--- Begin ---
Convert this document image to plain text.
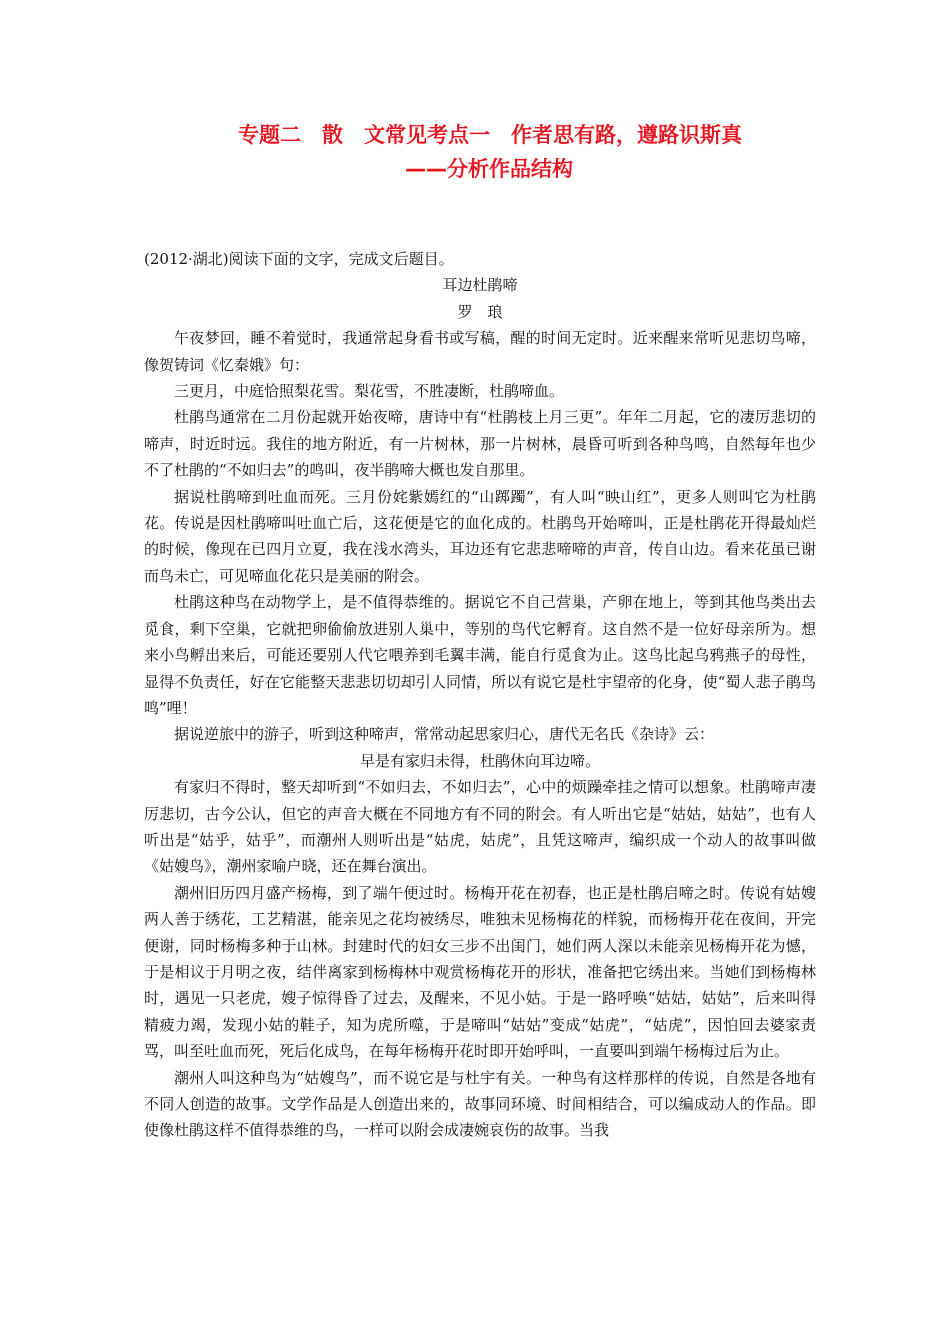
专题二　散　文常见考点一　作者思有路，遵路识斯真
——分析作品结构

(2012·湖北)阅读下面的文字，完成文后题目。

耳边杜鹃啼

罗　琅

午夜梦回，睡不着觉时，我通常起身看书或写稿，醒的时间无定时。近来醒来常听见悲切鸟啼，像贺铸词《忆秦娥》句：

三更月，中庭恰照梨花雪。梨花雪，不胜凄断，杜鹃啼血。

杜鹃鸟通常在二月份起就开始夜啼，唐诗中有“杜鹃枝上月三更”。年年二月起，它的凄厉悲切的啼声，时近时远。我住的地方附近，有一片树林，那一片树林，晨昏可听到各种鸟鸣，自然每年也少不了杜鹃的“不如归去”的鸣叫，夜半鹃啼大概也发自那里。

据说杜鹃啼到吐血而死。三月份姹紫嫣红的“山踯躅”，有人叫“映山红”，更多人则叫它为杜鹃花。传说是因杜鹃啼叫吐血亡后，这花便是它的血化成的。杜鹃鸟开始啼叫，正是杜鹃花开得最灿烂的时候，像现在已四月立夏，我在浅水湾头，耳边还有它悲悲啼啼的声音，传自山边。看来花虽已谢而鸟未亡，可见啼血化花只是美丽的附会。

杜鹃这种鸟在动物学上，是不值得恭维的。据说它不自己营巢，产卵在地上，等到其他鸟类出去觅食，剩下空巢，它就把卵偷偷放进别人巢中，等别的鸟代它孵育。这自然不是一位好母亲所为。想来小鸟孵出来后，可能还要别人代它喂养到毛翼丰满，能自行觅食为止。这鸟比起乌鸦燕子的母性，显得不负责任，好在它能整天悲悲切切却引人同情，所以有说它是杜宇望帝的化身，使“蜀人悲子鹃鸟鸣”哩！

据说逆旅中的游子，听到这种啼声，常常动起思家归心，唐代无名氏《杂诗》云：

早是有家归未得，杜鹃休向耳边啼。

有家归不得时，整天却听到“不如归去，不如归去”，心中的烦躁牵挂之情可以想象。杜鹃啼声凄厉悲切，古今公认，但它的声音大概在不同地方有不同的附会。有人听出它是“姑姑，姑姑”，也有人听出是“姑乎，姑乎”，而潮州人则听出是“姑虎，姑虎”，且凭这啼声，编织成一个动人的故事叫做《姑嫂鸟》，潮州家喻户晓，还在舞台演出。

潮州旧历四月盛产杨梅，到了端午便过时。杨梅开花在初春，也正是杜鹃启啼之时。传说有姑嫂两人善于绣花，工艺精湛，能亲见之花均被绣尽，唯独未见杨梅花的样貌，而杨梅开花在夜间，开完便谢，同时杨梅多种于山林。封建时代的妇女三步不出闺门，她们两人深以未能亲见杨梅开花为憾，于是相议于月明之夜，结伴离家到杨梅林中观赏杨梅花开的形状，准备把它绣出来。当她们到杨梅林时，遇见一只老虎，嫂子惊得昏了过去，及醒来，不见小姑。于是一路呼唤“姑姑，姑姑”，后来叫得精疲力竭，发现小姑的鞋子，知为虎所噬，于是啼叫“姑姑”变成“姑虎”，“姑虎”，因怕回去婆家责骂，叫至吐血而死，死后化成鸟，在每年杨梅开花时即开始呼叫，一直要叫到端午杨梅过后为止。

潮州人叫这种鸟为“姑嫂鸟”，而不说它是与杜宇有关。一种鸟有这样那样的传说，自然是各地有不同人创造的故事。文学作品是人创造出来的，故事同环境、时间相结合，可以编成动人的作品。即使像杜鹃这样不值得恭维的鸟，一样可以附会成凄婉哀伤的故事。当我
--- End ---
■ Request: Word for word, quote the lines above. Omit the pictures.

■ Exercise result:
Convert this document image to plain text.
专题二　散　文常见考点一　作者思有路，遵路识斯真
——分析作品结构

(2012·湖北)阅读下面的文字，完成文后题目。

耳边杜鹃啼

罗　琅

午夜梦回，睡不着觉时，我通常起身看书或写稿，醒的时间无定时。近来醒来常听见悲切鸟啼，像贺铸词《忆秦娥》句：

三更月，中庭恰照梨花雪。梨花雪，不胜凄断，杜鹃啼血。

杜鹃鸟通常在二月份起就开始夜啼，唐诗中有“杜鹃枝上月三更”。年年二月起，它的凄厉悲切的啼声，时近时远。我住的地方附近，有一片树林，那一片树林，晨昏可听到各种鸟鸣，自然每年也少不了杜鹃的“不如归去”的鸣叫，夜半鹃啼大概也发自那里。

据说杜鹃啼到吐血而死。三月份姹紫嫣红的“山踯躅”，有人叫“映山红”，更多人则叫它为杜鹃花。传说是因杜鹃啼叫吐血亡后，这花便是它的血化成的。杜鹃鸟开始啼叫，正是杜鹃花开得最灿烂的时候，像现在已四月立夏，我在浅水湾头，耳边还有它悲悲啼啼的声音，传自山边。看来花虽已谢而鸟未亡，可见啼血化花只是美丽的附会。

杜鹃这种鸟在动物学上，是不值得恭维的。据说它不自己营巢，产卵在地上，等到其他鸟类出去觅食，剩下空巢，它就把卵偷偷放进别人巢中，等别的鸟代它孵育。这自然不是一位好母亲所为。想来小鸟孵出来后，可能还要别人代它喂养到毛翼丰满，能自行觅食为止。这鸟比起乌鸦燕子的母性，显得不负责任，好在它能整天悲悲切切却引人同情，所以有说它是杜宇望帝的化身，使“蜀人悲子鹃鸟鸣”哩！

据说逆旅中的游子，听到这种啼声，常常动起思家归心，唐代无名氏《杂诗》云：

早是有家归未得，杜鹃休向耳边啼。

有家归不得时，整天却听到“不如归去，不如归去”，心中的烦躁牵挂之情可以想象。杜鹃啼声凄厉悲切，古今公认，但它的声音大概在不同地方有不同的附会。有人听出它是“姑姑，姑姑”，也有人听出是“姑乎，姑乎”，而潮州人则听出是“姑虎，姑虎”，且凭这啼声，编织成一个动人的故事叫做《姑嫂鸟》，潮州家喻户晓，还在舞台演出。

潮州旧历四月盛产杨梅，到了端午便过时。杨梅开花在初春，也正是杜鹃启啼之时。传说有姑嫂两人善于绣花，工艺精湛，能亲见之花均被绣尽，唯独未见杨梅花的样貌，而杨梅开花在夜间，开完便谢，同时杨梅多种于山林。封建时代的妇女三步不出闺门，她们两人深以未能亲见杨梅开花为憾，于是相议于月明之夜，结伴离家到杨梅林中观赏杨梅花开的形状，准备把它绣出来。当她们到杨梅林时，遇见一只老虎，嫂子惊得昏了过去，及醒来，不见小姑。于是一路呼唤“姑姑，姑姑”，后来叫得精疲力竭，发现小姑的鞋子，知为虎所噬，于是啼叫“姑姑”变成“姑虎”，“姑虎”，因怕回去婆家责骂，叫至吐血而死，死后化成鸟，在每年杨梅开花时即开始呼叫，一直要叫到端午杨梅过后为止。

潮州人叫这种鸟为“姑嫂鸟”，而不说它是与杜宇有关。一种鸟有这样那样的传说，自然是各地有不同人创造的故事。文学作品是人创造出来的，故事同环境、时间相结合，可以编成动人的作品。即使像杜鹃这样不值得恭维的鸟，一样可以附会成凄婉哀伤的故事。当我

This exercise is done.